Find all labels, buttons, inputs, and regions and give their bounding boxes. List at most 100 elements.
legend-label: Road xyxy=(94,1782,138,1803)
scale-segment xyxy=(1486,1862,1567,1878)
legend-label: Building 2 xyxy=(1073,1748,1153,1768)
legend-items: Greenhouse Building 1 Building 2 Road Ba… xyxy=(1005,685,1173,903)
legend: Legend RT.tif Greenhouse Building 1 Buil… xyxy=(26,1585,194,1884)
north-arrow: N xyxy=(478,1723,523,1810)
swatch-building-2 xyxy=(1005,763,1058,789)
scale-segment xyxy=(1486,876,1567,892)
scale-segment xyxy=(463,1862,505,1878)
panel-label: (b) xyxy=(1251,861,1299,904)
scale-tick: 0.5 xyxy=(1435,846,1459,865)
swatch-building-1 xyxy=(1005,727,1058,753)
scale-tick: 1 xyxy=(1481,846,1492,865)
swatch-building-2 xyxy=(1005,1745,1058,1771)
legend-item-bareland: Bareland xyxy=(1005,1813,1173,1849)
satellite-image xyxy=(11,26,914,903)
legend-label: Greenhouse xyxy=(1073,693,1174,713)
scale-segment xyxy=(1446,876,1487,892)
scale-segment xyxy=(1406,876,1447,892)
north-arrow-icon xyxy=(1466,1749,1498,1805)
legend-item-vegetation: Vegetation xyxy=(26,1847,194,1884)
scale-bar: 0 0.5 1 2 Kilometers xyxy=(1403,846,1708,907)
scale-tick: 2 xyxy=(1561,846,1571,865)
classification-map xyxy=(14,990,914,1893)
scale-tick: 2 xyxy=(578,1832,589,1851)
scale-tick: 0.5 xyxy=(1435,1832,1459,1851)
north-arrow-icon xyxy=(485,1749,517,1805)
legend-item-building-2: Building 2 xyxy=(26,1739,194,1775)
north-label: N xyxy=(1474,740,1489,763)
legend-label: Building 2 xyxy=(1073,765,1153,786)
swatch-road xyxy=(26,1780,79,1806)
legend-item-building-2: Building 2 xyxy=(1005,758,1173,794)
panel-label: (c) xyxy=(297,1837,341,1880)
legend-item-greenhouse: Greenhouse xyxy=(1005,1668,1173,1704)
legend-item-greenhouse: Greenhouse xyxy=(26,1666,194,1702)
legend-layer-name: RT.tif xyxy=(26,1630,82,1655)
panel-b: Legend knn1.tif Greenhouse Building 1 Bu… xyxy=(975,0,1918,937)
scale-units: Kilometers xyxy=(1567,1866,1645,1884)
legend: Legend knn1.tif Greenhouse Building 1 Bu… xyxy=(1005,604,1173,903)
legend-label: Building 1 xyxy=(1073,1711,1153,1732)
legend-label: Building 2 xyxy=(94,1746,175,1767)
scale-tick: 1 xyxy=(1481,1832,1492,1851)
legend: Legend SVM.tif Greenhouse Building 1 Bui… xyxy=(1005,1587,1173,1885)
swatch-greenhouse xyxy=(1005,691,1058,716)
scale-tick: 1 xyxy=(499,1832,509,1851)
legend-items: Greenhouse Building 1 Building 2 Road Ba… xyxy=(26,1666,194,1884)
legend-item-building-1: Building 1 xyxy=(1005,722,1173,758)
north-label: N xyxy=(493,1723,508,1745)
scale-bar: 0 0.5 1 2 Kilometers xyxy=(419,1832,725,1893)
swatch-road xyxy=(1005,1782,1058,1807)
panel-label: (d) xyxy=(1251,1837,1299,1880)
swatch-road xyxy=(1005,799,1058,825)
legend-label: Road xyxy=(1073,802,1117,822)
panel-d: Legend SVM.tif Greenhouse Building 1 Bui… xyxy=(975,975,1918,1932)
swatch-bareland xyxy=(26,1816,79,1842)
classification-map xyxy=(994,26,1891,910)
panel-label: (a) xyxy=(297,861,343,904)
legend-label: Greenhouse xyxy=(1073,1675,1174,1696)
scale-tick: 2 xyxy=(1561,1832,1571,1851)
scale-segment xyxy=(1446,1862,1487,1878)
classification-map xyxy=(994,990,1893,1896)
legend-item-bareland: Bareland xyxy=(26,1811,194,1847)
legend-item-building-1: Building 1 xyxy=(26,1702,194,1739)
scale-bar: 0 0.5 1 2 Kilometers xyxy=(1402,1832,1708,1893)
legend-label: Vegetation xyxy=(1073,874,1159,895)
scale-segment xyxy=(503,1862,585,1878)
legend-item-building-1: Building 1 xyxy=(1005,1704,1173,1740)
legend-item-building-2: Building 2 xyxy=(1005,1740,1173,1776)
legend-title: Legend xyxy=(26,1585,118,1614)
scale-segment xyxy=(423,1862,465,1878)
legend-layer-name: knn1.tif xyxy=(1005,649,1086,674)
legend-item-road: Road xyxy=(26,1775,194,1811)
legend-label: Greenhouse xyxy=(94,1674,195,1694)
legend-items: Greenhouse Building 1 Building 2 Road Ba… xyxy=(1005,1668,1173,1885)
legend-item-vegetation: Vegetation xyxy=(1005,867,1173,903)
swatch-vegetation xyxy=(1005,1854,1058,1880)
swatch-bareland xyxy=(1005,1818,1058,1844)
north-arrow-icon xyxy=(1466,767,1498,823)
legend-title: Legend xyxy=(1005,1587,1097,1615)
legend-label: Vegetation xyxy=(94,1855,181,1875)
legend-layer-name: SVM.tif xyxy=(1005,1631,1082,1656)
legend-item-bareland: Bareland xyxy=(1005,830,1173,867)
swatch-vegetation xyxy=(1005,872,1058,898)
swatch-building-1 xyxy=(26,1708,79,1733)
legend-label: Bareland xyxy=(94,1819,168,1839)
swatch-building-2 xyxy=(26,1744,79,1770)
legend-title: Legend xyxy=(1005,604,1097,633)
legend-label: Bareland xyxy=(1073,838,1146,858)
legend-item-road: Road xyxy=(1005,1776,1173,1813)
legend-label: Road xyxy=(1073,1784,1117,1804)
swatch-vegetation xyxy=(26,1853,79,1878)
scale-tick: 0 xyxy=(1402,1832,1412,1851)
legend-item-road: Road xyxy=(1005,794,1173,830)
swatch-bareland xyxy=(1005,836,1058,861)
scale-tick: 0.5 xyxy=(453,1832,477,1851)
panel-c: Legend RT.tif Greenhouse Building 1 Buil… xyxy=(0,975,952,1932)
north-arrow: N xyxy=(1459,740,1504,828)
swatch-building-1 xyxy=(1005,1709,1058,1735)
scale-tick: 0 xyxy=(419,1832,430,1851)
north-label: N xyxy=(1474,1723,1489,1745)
----------
Copy out every line above word for word, leaving nothing out and changing nothing.

Find all labels, buttons, inputs, and regions and give their bounding boxes. List at most 100 elements.
legend-label: Road xyxy=(94,1782,138,1803)
scale-segment xyxy=(1486,1862,1567,1878)
legend-label: Building 2 xyxy=(1073,1748,1153,1768)
legend-items: Greenhouse Building 1 Building 2 Road Ba… xyxy=(1005,685,1173,903)
legend: Legend RT.tif Greenhouse Building 1 Buil… xyxy=(26,1585,194,1884)
north-arrow: N xyxy=(478,1723,523,1810)
swatch-building-2 xyxy=(1005,763,1058,789)
scale-segment xyxy=(1486,876,1567,892)
scale-segment xyxy=(463,1862,505,1878)
panel-label: (b) xyxy=(1251,861,1299,904)
scale-tick: 0.5 xyxy=(1435,846,1459,865)
swatch-building-1 xyxy=(1005,727,1058,753)
scale-tick: 1 xyxy=(1481,846,1492,865)
swatch-building-2 xyxy=(1005,1745,1058,1771)
legend-item-bareland: Bareland xyxy=(1005,1813,1173,1849)
satellite-image xyxy=(11,26,914,903)
legend-label: Greenhouse xyxy=(1073,693,1174,713)
scale-segment xyxy=(1446,876,1487,892)
scale-segment xyxy=(1406,876,1447,892)
north-arrow-icon xyxy=(1466,1749,1498,1805)
legend-item-vegetation: Vegetation xyxy=(26,1847,194,1884)
scale-bar: 0 0.5 1 2 Kilometers xyxy=(1403,846,1708,907)
scale-tick: 2 xyxy=(1561,846,1571,865)
classification-map xyxy=(14,990,914,1893)
scale-tick: 2 xyxy=(578,1832,589,1851)
scale-tick: 0.5 xyxy=(1435,1832,1459,1851)
north-arrow-icon xyxy=(485,1749,517,1805)
legend-item-building-2: Building 2 xyxy=(26,1739,194,1775)
north-label: N xyxy=(1474,740,1489,763)
legend-label: Building 2 xyxy=(1073,765,1153,786)
swatch-road xyxy=(26,1780,79,1806)
legend-item-building-2: Building 2 xyxy=(1005,758,1173,794)
panel-label: (c) xyxy=(297,1837,341,1880)
legend-item-greenhouse: Greenhouse xyxy=(1005,1668,1173,1704)
legend-item-greenhouse: Greenhouse xyxy=(26,1666,194,1702)
legend-layer-name: RT.tif xyxy=(26,1630,82,1655)
panel-b: Legend knn1.tif Greenhouse Building 1 Bu… xyxy=(975,0,1918,937)
scale-units: Kilometers xyxy=(1567,1866,1645,1884)
legend: Legend knn1.tif Greenhouse Building 1 Bu… xyxy=(1005,604,1173,903)
legend-label: Building 1 xyxy=(1073,1711,1153,1732)
legend-label: Building 2 xyxy=(94,1746,175,1767)
scale-tick: 1 xyxy=(1481,1832,1492,1851)
legend: Legend SVM.tif Greenhouse Building 1 Bui… xyxy=(1005,1587,1173,1885)
swatch-greenhouse xyxy=(1005,691,1058,716)
scale-tick: 1 xyxy=(499,1832,509,1851)
legend-items: Greenhouse Building 1 Building 2 Road Ba… xyxy=(26,1666,194,1884)
legend-item-building-1: Building 1 xyxy=(1005,722,1173,758)
north-label: N xyxy=(493,1723,508,1745)
scale-bar: 0 0.5 1 2 Kilometers xyxy=(419,1832,725,1893)
swatch-road xyxy=(1005,1782,1058,1807)
panel-label: (d) xyxy=(1251,1837,1299,1880)
swatch-road xyxy=(1005,799,1058,825)
legend-label: Road xyxy=(1073,802,1117,822)
panel-d: Legend SVM.tif Greenhouse Building 1 Bui… xyxy=(975,975,1918,1932)
swatch-bareland xyxy=(26,1816,79,1842)
classification-map xyxy=(994,26,1891,910)
panel-label: (a) xyxy=(297,861,343,904)
legend-label: Greenhouse xyxy=(1073,1675,1174,1696)
scale-tick: 2 xyxy=(1561,1832,1571,1851)
scale-segment xyxy=(1446,1862,1487,1878)
classification-map xyxy=(994,990,1893,1896)
legend-item-bareland: Bareland xyxy=(26,1811,194,1847)
legend-item-building-1: Building 1 xyxy=(26,1702,194,1739)
scale-bar: 0 0.5 1 2 Kilometers xyxy=(1402,1832,1708,1893)
legend-label: Vegetation xyxy=(1073,874,1159,895)
scale-segment xyxy=(503,1862,585,1878)
legend-item-building-1: Building 1 xyxy=(1005,1704,1173,1740)
legend-item-building-2: Building 2 xyxy=(1005,1740,1173,1776)
legend-title: Legend xyxy=(26,1585,118,1614)
scale-segment xyxy=(423,1862,465,1878)
legend-layer-name: knn1.tif xyxy=(1005,649,1086,674)
legend-item-road: Road xyxy=(26,1775,194,1811)
legend-label: Greenhouse xyxy=(94,1674,195,1694)
legend-items: Greenhouse Building 1 Building 2 Road Ba… xyxy=(1005,1668,1173,1885)
legend-item-vegetation: Vegetation xyxy=(1005,867,1173,903)
swatch-vegetation xyxy=(1005,1854,1058,1880)
swatch-bareland xyxy=(1005,1818,1058,1844)
north-arrow-icon xyxy=(1466,767,1498,823)
legend-title: Legend xyxy=(1005,1587,1097,1615)
legend-label: Vegetation xyxy=(94,1855,181,1875)
legend-layer-name: SVM.tif xyxy=(1005,1631,1082,1656)
legend-item-bareland: Bareland xyxy=(1005,830,1173,867)
swatch-vegetation xyxy=(1005,872,1058,898)
swatch-building-1 xyxy=(26,1708,79,1733)
legend-label: Bareland xyxy=(94,1819,168,1839)
swatch-building-2 xyxy=(26,1744,79,1770)
legend-title: Legend xyxy=(1005,604,1097,633)
legend-label: Bareland xyxy=(1073,838,1146,858)
legend-item-road: Road xyxy=(1005,1776,1173,1813)
legend-label: Road xyxy=(1073,1784,1117,1804)
swatch-vegetation xyxy=(26,1853,79,1878)
scale-tick: 0 xyxy=(1402,1832,1412,1851)
legend-item-road: Road xyxy=(1005,794,1173,830)
swatch-bareland xyxy=(1005,836,1058,861)
scale-tick: 0.5 xyxy=(453,1832,477,1851)
panel-c: Legend RT.tif Greenhouse Building 1 Buil… xyxy=(0,975,952,1932)
north-arrow: N xyxy=(1459,740,1504,828)
swatch-building-1 xyxy=(1005,1709,1058,1735)
scale-tick: 0 xyxy=(419,1832,430,1851)
north-label: N xyxy=(1474,1723,1489,1745)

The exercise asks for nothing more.